Extract provided ▸
In preparation for its forthcoming austerity budget, the Sri Lankan government in recent weeks has removed price controls on several essential items, leading to major increases in the cost of living for workers and the rural poor.

 

 Nurses protesting outside Muthur hospital in Sri Lanka's Eastern Province (Photo: Facebook/GNOA)

  Cabinet meetings headed by President Gotabhaya Rajapakse in late September and early October ended price ceilings on rice, cooking gas, wheat flour, milk powder and cement. The decisions opened the way for big business rice mill owners and importers to impose unprecedented increases:

  • One kilogram of the lowest grade of rice rose to 115 rupees, a 17 percent increase, and samba, the next grade, increased to 145 rupees, a 37 percent rise. Rice is Sri Lanka’s main staple. ($US1 is about 200 Sri Lankan rupees.)
  • The cost of a 12.5-kilogram cylinder of cooking gas increased to 2,675 rupees ($US13), an 80 percent rise.
  • Milk powder, climbed to 1,195 rupees per kilo, a 26 percent increase.

To do ▸
Answer these questions from the extract on Sri Lankan price controls:
1. Who headed the cabinet meetings that ended the price ceilings?
2. Which items lost their price ceilings?
3. What does a 12.5-kilogram cylinder of cooking gas now cost?
The entries that follow come from a separate source and are unrelated to the extract above.

Exercise data ▸
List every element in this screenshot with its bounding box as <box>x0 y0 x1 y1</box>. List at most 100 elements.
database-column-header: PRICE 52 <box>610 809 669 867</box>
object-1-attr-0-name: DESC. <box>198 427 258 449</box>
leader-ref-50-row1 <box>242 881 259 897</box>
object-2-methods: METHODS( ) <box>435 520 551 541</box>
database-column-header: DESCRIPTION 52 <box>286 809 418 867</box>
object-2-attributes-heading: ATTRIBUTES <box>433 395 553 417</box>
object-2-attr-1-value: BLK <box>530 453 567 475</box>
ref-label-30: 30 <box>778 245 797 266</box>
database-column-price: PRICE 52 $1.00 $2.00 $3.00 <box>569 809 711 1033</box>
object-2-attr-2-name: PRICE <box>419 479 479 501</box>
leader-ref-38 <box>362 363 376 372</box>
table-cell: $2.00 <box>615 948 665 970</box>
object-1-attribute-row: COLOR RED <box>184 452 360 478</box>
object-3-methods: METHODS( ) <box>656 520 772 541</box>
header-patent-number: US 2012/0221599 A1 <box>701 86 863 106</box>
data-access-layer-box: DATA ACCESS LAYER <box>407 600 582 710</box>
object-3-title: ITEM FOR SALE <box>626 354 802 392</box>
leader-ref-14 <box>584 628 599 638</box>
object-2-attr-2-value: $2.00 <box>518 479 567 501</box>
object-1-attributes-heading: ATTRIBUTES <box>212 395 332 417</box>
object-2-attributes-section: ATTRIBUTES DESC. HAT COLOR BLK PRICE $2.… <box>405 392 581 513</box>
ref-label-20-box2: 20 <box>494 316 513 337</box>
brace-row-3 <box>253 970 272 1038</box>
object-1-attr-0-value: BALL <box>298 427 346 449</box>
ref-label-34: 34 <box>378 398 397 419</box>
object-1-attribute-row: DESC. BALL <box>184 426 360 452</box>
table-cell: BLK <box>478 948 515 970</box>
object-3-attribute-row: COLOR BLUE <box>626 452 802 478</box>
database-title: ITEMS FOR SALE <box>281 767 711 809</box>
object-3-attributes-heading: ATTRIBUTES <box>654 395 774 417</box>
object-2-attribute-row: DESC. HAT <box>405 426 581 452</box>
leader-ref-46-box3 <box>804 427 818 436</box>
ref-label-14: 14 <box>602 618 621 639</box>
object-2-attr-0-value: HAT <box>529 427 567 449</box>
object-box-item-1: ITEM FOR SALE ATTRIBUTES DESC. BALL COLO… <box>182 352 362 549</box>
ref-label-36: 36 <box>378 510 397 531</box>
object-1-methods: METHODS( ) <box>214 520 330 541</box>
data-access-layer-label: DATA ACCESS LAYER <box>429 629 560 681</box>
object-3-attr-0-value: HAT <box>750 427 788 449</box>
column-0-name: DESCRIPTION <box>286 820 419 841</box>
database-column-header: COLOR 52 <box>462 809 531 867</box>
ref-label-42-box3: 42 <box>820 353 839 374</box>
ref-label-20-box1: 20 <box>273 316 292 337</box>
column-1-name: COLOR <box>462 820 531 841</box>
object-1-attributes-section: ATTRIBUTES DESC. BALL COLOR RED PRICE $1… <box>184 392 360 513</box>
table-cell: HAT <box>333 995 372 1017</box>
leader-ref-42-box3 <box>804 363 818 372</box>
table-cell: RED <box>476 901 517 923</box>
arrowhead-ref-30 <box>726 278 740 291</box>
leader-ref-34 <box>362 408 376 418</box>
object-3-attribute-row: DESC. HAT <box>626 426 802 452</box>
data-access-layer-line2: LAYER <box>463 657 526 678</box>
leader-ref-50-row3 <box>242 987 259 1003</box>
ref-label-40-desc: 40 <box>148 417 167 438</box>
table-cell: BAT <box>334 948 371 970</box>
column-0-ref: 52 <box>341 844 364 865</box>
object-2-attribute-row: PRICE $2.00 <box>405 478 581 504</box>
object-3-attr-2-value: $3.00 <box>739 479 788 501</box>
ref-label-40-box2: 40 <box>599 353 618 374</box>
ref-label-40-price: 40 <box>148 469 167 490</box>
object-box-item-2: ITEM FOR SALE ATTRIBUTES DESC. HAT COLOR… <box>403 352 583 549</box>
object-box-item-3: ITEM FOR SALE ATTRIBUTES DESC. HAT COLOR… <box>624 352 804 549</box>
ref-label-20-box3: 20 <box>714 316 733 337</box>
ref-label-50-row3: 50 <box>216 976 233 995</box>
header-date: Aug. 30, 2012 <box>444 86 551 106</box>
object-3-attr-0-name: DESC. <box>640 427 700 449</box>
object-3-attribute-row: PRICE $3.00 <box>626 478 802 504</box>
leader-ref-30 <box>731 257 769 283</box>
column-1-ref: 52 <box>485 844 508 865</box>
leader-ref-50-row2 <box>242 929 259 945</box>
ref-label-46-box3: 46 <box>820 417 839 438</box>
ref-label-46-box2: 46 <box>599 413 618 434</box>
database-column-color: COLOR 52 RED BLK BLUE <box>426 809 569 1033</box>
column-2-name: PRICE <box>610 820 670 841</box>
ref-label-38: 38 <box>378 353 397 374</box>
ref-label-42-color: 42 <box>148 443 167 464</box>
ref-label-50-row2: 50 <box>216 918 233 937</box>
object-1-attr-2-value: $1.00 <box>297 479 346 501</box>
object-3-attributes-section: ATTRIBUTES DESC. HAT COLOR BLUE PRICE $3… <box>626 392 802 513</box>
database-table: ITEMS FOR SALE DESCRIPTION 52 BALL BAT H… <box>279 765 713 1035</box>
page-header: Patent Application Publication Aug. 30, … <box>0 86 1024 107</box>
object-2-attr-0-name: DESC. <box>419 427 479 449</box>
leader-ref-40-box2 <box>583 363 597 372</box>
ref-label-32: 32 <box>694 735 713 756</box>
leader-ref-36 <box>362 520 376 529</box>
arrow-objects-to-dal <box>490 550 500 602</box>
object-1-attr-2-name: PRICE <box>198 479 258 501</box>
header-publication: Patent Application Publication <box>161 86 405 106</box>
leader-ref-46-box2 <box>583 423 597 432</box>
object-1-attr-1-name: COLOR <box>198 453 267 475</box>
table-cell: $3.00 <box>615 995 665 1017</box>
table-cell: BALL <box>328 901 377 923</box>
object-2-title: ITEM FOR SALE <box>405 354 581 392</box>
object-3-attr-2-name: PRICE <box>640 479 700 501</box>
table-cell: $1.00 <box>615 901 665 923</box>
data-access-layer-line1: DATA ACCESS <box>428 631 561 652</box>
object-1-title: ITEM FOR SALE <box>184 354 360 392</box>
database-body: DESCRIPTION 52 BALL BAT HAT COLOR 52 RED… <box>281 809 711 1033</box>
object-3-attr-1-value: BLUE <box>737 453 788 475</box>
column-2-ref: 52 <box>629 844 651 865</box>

Exercise solution ▸
1. President Gotabhaya Rajapakse.
2. Rice, cooking gas, wheat flour, milk powder and cement.
3. 2,675 rupees ($US13), an 80 percent rise.